* [Given problem]: Copy out the listing in full, exactly as written, but not its pictures.

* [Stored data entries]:

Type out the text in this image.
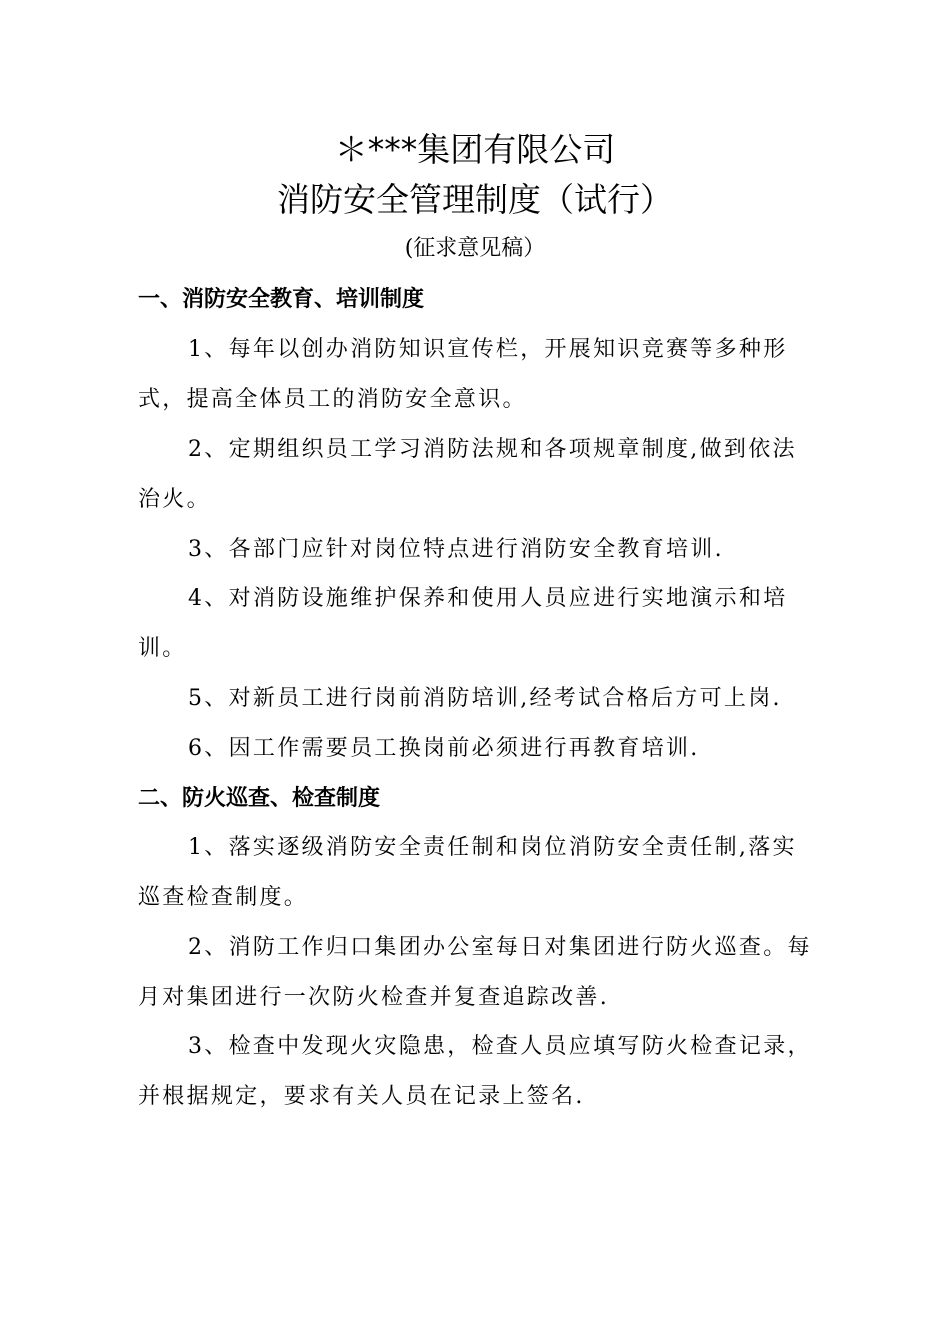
＊***集团有限公司
消防安全管理制度（试行）
(征求意见稿）
一、消防安全教育、培训制度
1、每年以创办消防知识宣传栏，开展知识竞赛等多种形式，提高全体员工的消防安全意识。
2、定期组织员工学习消防法规和各项规章制度,做到依法治火。
3、各部门应针对岗位特点进行消防安全教育培训.
4、对消防设施维护保养和使用人员应进行实地演示和培训。
5、对新员工进行岗前消防培训,经考试合格后方可上岗.
6、因工作需要员工换岗前必须进行再教育培训.
二、防火巡查、检查制度
1、落实逐级消防安全责任制和岗位消防安全责任制,落实巡查检查制度。
2、消防工作归口集团办公室每日对集团进行防火巡查。每月对集团进行一次防火检查并复查追踪改善.
3、检查中发现火灾隐患，检查人员应填写防火检查记录，并根据规定，要求有关人员在记录上签名.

* [Reply]:
Type out the text in this image.
＊***集团有限公司
消防安全管理制度（试行）
(征求意见稿）
一、消防安全教育、培训制度
1、每年以创办消防知识宣传栏，开展知识竞赛等多种形式，提高全体员工的消防安全意识。
2、定期组织员工学习消防法规和各项规章制度,做到依法治火。
3、各部门应针对岗位特点进行消防安全教育培训.
4、对消防设施维护保养和使用人员应进行实地演示和培训。
5、对新员工进行岗前消防培训,经考试合格后方可上岗.
6、因工作需要员工换岗前必须进行再教育培训.
二、防火巡查、检查制度
1、落实逐级消防安全责任制和岗位消防安全责任制,落实巡查检查制度。
2、消防工作归口集团办公室每日对集团进行防火巡查。每月对集团进行一次防火检查并复查追踪改善.
3、检查中发现火灾隐患，检查人员应填写防火检查记录，并根据规定，要求有关人员在记录上签名.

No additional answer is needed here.